I'd like to thank all of the people who've help on and off this list
with my r6rs sqlite3 library. I have a bare bones library working now
using Ray Racine's rl3 library--specifically the ffi portion of it.

I'll check back in a while when I get enough of the API finished for
public consumption or if I have any other questions.

Thank you.

-pete
Peter Keller
2008-05-31 02:56:04 UTC
Permalink
Hello,

I have another question, if I may ask:

in my sqlite3 library, I have this:

(define-c-info (include<> "sqlite3.h")
(const SQLITE_INTEGER int "SQLITE_INTEGER")
(const SQLITE_FLOAT int "SQLITE_FLOAT")
(const SQLITE_BLOB int "SQLITE_BLOB")
(const SQLITE_TEXT int "SQLITE_TEXT"))

and then later something like this:

(define sqlite3-column
(lambda (stmt colid)
(case (sqlite3-column-type stmt colid)
((SQLITE_INTEGER)
(sqlite3-column-int stmt colid))
((SQLITE_TEXT)
(sqlite3-column-text stmt colid))
(else
'oops)))) ;; <- obviously this is still test code!

It looks like the SQLITE_INTEGER and SQLITE_TEXT in the sqlite3-column
function are not available to me (as the code simply doesn't work and
I get 'oops all the time) while in the library codes. If I replace them
with the real constants 1 and 3 respectively, or use SQLITE_INTEGER and
SQLITE_TEXT in a piece of code which imports the sqlite3 library, then
sqlite3-column behaves properly.

Any ideas?

Thank you.

-pete
Felix Klock
2008-05-31 14:07:07 UTC
Permalink
Post by Peter Keller
Hello,
(define-c-info (include<> "sqlite3.h")
(const SQLITE_INTEGER int "SQLITE_INTEGER")
(const SQLITE_FLOAT int "SQLITE_FLOAT")
(const SQLITE_BLOB int "SQLITE_BLOB")
(const SQLITE_TEXT int "SQLITE_TEXT"))
(define sqlite3-column
(lambda (stmt colid)
(case (sqlite3-column-type stmt colid)
((SQLITE_INTEGER)
(sqlite3-column-int stmt colid))
((SQLITE_TEXT)
(sqlite3-column-text stmt colid))
(else
'oops)))) ;; <- obviously this is still test code!
It looks like the SQLITE_INTEGER and SQLITE_TEXT in the sqlite3-column
function are not available to me (as the code simply doesn't work and
I get 'oops all the time) while in the library codes. If I replace them
with the real constants 1 and 3 respectively, or use SQLITE_INTEGER and
SQLITE_TEXT in a piece of code which imports the sqlite3 library, then
sqlite3-column behaves properly.
Any ideas?
Are you sure you mean to use Scheme's case special form in the above?

That is, is (sqlite3-column-type stmt colid) going to produce a
Symbol, or an Integer? If it produces a Symbol, then your case
expression might work. If it produces an Integer, then you will never
get anything other than 'oops back.

ENTRIES PROVIDED:
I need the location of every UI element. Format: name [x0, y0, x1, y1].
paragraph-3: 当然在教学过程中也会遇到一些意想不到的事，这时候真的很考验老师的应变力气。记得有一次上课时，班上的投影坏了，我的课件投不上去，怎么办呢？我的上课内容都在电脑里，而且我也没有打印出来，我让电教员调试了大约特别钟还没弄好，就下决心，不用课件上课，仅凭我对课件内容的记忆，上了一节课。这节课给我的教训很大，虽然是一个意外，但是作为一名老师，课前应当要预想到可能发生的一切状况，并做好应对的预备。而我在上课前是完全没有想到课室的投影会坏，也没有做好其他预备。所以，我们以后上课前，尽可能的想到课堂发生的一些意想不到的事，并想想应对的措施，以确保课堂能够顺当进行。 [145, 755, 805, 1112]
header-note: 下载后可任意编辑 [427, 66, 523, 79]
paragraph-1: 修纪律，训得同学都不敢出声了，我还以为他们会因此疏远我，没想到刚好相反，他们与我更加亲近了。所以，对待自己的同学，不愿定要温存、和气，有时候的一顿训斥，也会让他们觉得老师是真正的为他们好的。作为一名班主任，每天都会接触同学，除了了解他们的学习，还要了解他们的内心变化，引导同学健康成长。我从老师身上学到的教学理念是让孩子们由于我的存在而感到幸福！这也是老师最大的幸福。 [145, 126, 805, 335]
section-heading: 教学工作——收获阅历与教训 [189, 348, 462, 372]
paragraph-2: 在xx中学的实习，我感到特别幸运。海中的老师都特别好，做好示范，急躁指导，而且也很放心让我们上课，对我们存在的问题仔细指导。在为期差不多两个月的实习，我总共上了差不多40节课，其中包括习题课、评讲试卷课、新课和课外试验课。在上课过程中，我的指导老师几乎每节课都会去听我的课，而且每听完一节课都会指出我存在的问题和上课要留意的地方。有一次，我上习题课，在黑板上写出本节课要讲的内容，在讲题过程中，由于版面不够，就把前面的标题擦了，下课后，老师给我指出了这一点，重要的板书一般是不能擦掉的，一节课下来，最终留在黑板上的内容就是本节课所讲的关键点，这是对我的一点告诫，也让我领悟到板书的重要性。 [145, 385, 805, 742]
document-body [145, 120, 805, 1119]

TASK: Continue the mailing-list thread about the Scheme sqlite3 library, picking up right after its final sentence.

EXPECTED OUTPUT:
-Felix
Felix Klock
2008-05-31 14:17:25 UTC
Permalink
Post by Felix Klock
Post by Peter Keller
Hello,
(define-c-info (include<> "sqlite3.h")
(const SQLITE_INTEGER int "SQLITE_INTEGER")
(const SQLITE_FLOAT int "SQLITE_FLOAT")
(const SQLITE_BLOB int "SQLITE_BLOB")
(const SQLITE_TEXT int "SQLITE_TEXT"))
(define sqlite3-column
(lambda (stmt colid)
(case (sqlite3-column-type stmt colid)
((SQLITE_INTEGER)
(sqlite3-column-int stmt colid))
((SQLITE_TEXT)
(sqlite3-column-text stmt colid))
(else
'oops)))) ;; <- obviously this is still test code!
It looks like the SQLITE_INTEGER and SQLITE_TEXT in the sqlite3-
column
function are not available to me (as the code simply doesn't work and
I get 'oops all the time) while in the library codes. If I replace them
with the real constants 1 and 3 respectively, or use SQLITE_INTEGER and
SQLITE_TEXT in a piece of code which imports the sqlite3 library, then
sqlite3-column behaves properly.
Any ideas?
Are you sure you mean to use Scheme's case special form in the above?
That is, is (sqlite3-column-type stmt colid) going to produce a
Symbol, or an Integer? If it produces a Symbol, then your case
expression might work. If it produces an Integer, then you will never
get anything other than 'oops back.
One more thing: if you do want to get symbols instead of integers,
there is another library, foreign-cenums, that is a derivative of the
foreign-ctools library but provides C enum values as symbols rather
than integers.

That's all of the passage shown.